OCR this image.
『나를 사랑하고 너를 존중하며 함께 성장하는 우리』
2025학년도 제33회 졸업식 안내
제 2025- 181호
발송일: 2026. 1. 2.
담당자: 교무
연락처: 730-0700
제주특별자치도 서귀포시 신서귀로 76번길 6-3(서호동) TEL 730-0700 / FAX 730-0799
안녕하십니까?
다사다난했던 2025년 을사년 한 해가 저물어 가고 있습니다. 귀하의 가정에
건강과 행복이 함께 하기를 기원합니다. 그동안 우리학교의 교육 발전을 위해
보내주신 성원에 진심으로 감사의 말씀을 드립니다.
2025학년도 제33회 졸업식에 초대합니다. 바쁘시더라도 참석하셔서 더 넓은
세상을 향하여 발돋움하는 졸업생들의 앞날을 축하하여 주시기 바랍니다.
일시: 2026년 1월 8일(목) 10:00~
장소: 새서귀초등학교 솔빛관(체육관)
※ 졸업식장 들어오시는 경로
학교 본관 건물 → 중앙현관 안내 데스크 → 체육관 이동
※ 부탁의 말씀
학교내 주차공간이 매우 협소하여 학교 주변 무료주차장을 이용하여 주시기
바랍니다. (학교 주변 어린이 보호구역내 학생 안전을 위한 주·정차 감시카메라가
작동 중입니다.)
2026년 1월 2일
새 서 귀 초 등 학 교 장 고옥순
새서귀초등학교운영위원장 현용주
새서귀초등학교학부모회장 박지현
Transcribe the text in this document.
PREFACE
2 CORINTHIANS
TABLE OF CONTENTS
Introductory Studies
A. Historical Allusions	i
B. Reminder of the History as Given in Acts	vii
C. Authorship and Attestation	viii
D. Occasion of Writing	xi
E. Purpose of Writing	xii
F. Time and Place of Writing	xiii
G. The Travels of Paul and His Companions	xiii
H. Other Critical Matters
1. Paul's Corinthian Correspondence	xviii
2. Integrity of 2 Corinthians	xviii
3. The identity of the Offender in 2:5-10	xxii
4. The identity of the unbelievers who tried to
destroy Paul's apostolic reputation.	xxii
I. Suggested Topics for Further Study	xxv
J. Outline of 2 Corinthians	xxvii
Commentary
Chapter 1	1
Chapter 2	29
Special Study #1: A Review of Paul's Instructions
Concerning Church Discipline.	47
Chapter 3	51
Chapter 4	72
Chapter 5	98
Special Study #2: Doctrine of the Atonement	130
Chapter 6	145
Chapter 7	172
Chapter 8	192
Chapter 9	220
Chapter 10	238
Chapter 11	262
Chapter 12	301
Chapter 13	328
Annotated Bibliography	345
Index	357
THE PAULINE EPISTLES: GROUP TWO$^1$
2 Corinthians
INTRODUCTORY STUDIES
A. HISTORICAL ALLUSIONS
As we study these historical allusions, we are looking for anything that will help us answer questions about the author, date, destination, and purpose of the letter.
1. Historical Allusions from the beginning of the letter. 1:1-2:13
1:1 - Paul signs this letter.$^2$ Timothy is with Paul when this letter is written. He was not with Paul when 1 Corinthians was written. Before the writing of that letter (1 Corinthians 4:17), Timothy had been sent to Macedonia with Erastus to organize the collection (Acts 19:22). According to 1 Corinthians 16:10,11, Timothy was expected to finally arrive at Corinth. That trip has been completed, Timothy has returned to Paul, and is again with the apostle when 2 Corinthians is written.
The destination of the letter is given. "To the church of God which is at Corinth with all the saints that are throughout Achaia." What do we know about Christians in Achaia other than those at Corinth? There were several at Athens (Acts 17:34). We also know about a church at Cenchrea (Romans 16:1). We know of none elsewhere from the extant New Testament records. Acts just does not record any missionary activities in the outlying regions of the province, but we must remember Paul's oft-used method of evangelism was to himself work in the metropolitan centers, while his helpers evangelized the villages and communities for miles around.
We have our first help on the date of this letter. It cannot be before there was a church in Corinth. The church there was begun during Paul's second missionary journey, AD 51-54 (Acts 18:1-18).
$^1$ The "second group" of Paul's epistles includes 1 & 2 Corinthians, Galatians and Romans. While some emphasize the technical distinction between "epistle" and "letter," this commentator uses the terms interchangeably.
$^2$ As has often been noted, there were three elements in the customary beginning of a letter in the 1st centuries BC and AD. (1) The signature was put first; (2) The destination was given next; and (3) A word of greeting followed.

|---|

**Short exercise**
Copy each line from the records above that includes the string "Special".

**Solution**
Special Study #1: A Review of Paul's Instructions
Special Study #2: Doctrine of the Atonement	130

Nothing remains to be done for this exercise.